Copy the stretch of data from the start through the line containing "data-label: 7.29 xyxy=(407,197,428,209)", switching "data-point" to "data-marker" and changing nothing else.

# Entries supplied start

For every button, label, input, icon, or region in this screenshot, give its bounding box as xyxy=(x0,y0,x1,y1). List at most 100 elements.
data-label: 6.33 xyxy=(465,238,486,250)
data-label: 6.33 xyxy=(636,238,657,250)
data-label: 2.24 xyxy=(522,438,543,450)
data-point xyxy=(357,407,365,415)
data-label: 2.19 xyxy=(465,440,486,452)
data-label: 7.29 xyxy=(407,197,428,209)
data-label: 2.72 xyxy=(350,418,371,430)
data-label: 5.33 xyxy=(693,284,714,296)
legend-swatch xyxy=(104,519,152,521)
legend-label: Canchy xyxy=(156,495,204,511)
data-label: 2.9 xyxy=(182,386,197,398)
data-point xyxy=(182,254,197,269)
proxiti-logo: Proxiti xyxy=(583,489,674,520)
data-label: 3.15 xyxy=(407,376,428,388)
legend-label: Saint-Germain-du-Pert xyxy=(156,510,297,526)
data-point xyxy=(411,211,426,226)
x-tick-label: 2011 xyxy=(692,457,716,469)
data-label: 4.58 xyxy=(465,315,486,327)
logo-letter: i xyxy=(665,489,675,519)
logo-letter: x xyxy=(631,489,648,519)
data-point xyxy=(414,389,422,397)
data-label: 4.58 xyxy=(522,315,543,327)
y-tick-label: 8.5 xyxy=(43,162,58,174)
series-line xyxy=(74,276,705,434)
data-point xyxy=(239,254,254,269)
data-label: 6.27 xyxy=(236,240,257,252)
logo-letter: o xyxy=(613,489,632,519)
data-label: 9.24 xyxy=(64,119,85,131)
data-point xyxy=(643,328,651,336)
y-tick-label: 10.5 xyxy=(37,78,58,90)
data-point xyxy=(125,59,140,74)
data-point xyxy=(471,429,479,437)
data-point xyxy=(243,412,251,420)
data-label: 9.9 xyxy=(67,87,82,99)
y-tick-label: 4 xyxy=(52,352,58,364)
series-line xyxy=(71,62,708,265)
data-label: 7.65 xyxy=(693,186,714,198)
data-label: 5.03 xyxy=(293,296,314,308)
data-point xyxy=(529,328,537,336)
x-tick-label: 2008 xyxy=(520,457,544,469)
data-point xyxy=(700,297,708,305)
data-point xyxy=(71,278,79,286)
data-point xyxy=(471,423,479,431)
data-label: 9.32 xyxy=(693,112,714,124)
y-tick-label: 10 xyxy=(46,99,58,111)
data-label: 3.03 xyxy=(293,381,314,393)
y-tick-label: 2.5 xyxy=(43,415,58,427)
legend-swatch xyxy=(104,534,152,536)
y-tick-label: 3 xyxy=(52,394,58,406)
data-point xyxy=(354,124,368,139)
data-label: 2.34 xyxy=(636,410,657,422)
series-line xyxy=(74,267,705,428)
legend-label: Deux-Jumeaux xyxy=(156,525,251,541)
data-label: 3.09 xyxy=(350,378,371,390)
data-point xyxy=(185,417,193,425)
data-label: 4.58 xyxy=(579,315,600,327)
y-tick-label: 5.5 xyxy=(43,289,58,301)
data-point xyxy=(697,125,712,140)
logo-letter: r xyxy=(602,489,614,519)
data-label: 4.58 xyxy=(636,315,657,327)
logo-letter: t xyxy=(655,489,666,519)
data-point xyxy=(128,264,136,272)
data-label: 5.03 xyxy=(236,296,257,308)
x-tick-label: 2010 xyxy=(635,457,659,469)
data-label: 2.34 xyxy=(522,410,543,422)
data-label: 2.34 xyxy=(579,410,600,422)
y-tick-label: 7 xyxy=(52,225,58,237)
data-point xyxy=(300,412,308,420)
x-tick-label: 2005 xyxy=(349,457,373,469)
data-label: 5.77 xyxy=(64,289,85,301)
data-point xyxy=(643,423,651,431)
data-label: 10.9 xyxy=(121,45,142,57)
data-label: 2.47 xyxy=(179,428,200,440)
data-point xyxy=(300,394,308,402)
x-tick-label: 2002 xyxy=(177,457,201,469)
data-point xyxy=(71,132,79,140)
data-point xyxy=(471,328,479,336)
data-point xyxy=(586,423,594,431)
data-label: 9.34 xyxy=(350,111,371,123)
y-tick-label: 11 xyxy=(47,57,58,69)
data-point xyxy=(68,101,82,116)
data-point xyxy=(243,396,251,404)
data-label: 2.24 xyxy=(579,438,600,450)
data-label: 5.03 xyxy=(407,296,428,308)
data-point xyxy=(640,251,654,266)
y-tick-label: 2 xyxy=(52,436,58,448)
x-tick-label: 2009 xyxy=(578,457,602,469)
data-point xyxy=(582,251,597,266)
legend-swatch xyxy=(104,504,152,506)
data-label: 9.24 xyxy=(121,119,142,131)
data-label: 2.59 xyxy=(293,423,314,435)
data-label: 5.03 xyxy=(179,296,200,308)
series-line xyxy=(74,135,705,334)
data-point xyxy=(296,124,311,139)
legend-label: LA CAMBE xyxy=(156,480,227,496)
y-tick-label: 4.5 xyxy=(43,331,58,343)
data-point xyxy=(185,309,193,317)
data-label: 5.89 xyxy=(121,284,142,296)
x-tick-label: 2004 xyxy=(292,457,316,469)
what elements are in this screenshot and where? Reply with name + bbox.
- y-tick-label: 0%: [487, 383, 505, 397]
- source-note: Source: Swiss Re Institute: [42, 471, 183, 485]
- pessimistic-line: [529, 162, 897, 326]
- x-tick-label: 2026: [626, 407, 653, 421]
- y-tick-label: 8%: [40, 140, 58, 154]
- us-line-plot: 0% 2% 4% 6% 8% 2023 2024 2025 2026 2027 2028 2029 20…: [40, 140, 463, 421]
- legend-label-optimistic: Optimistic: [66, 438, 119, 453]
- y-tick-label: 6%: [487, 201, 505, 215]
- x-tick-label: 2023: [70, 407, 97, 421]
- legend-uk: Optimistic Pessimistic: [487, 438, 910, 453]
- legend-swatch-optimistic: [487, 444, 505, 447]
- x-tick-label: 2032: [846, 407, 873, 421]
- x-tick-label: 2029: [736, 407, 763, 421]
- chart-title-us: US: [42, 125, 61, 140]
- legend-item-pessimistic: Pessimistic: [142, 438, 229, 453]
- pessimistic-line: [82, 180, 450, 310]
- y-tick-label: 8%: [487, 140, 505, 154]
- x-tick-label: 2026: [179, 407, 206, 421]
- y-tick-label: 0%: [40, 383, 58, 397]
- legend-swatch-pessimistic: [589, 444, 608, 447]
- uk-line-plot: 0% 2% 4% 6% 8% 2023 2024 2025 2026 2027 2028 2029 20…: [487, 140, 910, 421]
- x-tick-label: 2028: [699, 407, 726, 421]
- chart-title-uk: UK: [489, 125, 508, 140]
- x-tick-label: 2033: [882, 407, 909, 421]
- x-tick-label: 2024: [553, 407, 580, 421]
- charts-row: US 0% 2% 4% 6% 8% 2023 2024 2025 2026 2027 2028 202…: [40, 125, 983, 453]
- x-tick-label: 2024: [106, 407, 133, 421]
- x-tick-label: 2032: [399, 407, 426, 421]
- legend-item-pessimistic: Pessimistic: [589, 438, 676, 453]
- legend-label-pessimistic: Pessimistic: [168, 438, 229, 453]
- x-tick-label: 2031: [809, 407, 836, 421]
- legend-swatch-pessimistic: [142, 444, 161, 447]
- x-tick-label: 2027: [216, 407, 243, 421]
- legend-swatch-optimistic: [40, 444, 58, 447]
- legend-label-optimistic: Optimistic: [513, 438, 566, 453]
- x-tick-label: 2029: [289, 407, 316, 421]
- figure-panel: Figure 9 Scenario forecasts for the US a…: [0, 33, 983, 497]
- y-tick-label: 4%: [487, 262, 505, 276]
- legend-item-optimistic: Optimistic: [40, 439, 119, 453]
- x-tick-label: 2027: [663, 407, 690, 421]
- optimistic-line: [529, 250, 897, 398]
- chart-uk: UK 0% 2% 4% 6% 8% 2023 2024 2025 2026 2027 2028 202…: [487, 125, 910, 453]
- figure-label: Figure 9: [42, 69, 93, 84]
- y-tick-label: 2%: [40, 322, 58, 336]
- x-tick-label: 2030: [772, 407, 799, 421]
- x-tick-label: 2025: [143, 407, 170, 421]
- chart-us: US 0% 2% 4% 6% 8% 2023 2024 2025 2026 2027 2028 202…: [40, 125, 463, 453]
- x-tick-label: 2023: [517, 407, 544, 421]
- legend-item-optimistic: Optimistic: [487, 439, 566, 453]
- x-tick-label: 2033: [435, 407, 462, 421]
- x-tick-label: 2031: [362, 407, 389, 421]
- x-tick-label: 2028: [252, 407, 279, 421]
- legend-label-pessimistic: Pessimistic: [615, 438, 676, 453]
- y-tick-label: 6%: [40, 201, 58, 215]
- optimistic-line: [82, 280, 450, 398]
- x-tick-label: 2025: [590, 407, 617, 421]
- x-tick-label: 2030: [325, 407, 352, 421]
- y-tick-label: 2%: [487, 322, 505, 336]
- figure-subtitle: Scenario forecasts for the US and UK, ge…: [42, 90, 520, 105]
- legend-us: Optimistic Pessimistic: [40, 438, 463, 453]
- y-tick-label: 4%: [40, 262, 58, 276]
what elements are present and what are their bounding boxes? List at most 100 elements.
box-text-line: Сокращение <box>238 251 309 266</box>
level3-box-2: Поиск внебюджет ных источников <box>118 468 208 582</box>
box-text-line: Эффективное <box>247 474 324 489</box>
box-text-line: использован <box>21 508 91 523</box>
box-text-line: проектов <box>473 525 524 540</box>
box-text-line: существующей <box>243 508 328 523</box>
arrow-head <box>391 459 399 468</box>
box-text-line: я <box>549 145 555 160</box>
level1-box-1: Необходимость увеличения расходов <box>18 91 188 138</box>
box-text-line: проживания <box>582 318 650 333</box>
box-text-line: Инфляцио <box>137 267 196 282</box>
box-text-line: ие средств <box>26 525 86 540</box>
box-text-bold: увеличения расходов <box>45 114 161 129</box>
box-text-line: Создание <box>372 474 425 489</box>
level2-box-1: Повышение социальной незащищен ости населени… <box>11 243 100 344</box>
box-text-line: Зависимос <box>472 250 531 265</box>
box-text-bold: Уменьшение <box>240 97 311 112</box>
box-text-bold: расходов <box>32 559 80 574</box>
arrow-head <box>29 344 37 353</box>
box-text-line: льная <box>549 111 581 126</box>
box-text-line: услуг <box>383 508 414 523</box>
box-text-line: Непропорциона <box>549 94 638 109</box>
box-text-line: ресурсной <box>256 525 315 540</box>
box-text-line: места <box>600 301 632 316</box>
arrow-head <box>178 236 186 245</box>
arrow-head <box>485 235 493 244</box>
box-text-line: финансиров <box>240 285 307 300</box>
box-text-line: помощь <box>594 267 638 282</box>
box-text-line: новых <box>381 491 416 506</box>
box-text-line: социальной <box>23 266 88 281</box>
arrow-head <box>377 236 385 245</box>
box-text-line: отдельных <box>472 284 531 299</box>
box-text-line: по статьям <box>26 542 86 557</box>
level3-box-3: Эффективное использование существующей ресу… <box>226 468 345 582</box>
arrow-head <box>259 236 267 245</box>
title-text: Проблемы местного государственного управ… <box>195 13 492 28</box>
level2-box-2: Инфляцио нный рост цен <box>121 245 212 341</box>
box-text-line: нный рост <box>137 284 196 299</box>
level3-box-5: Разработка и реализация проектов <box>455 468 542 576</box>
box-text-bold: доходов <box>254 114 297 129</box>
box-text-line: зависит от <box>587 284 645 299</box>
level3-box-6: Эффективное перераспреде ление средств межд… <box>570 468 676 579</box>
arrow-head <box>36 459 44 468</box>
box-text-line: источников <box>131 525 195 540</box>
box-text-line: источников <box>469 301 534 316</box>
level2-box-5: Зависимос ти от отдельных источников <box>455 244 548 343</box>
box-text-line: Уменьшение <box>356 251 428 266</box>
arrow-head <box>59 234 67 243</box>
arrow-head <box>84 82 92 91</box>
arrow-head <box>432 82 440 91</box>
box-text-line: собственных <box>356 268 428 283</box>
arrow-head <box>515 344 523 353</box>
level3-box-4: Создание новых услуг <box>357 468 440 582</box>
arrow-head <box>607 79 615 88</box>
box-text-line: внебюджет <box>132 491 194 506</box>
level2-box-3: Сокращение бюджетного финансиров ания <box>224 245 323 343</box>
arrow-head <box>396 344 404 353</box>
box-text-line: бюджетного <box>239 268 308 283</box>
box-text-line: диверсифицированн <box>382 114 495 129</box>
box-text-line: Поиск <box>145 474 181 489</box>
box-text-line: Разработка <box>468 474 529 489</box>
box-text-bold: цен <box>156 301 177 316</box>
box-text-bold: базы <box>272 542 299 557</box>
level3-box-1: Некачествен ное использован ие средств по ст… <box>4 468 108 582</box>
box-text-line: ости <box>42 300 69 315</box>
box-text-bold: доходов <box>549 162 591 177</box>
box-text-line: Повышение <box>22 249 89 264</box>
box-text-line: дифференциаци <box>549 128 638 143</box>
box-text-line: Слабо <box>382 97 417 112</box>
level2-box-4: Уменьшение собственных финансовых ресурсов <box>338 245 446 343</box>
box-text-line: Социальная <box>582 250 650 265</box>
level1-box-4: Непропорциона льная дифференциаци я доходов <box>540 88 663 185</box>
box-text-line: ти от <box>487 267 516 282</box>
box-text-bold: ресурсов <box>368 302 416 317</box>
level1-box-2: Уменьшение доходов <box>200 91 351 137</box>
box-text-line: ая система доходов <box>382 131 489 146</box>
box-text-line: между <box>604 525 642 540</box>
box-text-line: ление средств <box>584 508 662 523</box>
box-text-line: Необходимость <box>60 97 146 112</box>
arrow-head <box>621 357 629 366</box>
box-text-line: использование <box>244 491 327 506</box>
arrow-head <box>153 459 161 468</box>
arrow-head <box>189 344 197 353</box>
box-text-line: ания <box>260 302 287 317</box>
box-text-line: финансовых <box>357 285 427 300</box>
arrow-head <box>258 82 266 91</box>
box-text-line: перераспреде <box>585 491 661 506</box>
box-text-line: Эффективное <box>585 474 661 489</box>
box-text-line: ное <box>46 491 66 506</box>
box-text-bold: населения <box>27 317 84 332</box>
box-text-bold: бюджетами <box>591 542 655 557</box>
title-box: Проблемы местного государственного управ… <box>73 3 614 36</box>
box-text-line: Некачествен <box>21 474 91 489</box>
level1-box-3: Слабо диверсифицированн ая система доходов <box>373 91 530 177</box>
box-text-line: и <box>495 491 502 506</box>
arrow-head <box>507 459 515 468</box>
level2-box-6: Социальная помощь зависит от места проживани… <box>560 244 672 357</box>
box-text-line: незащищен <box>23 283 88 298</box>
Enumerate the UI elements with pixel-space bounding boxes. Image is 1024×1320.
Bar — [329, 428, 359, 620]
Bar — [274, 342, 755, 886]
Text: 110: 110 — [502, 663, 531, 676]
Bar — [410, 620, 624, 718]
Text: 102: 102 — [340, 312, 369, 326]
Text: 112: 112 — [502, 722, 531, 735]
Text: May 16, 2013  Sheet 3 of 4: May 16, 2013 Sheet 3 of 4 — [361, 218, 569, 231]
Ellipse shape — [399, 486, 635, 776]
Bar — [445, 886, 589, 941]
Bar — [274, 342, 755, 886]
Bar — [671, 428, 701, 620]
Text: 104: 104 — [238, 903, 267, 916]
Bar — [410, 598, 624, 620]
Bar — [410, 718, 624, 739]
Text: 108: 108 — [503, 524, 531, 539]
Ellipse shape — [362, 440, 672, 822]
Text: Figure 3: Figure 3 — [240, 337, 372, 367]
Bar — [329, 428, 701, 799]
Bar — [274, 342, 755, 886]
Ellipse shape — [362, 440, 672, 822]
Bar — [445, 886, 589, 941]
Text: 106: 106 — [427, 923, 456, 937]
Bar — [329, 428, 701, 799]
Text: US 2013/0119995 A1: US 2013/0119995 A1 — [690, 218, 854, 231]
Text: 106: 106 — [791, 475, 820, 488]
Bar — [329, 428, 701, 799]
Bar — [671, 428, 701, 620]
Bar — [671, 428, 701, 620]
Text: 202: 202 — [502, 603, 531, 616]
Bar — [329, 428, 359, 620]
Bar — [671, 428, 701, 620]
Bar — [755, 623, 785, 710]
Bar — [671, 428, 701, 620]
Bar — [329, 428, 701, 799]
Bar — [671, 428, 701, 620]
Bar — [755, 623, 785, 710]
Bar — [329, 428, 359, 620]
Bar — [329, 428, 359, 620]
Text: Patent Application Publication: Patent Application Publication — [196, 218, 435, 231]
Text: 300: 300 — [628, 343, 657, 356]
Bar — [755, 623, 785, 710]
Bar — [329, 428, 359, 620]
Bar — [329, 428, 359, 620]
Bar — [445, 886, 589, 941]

# Entries supplied end

_Written response_
For every button, label, input, icon, or region in this screenshot, give its bounding box as xyxy=(x0,y0,x1,y1). List at most 100 elements.
data-label: 6.33 xyxy=(465,238,486,250)
data-label: 6.33 xyxy=(636,238,657,250)
data-label: 2.24 xyxy=(522,438,543,450)
data-marker xyxy=(357,407,365,415)
data-label: 2.19 xyxy=(465,440,486,452)
data-label: 7.29 xyxy=(407,197,428,209)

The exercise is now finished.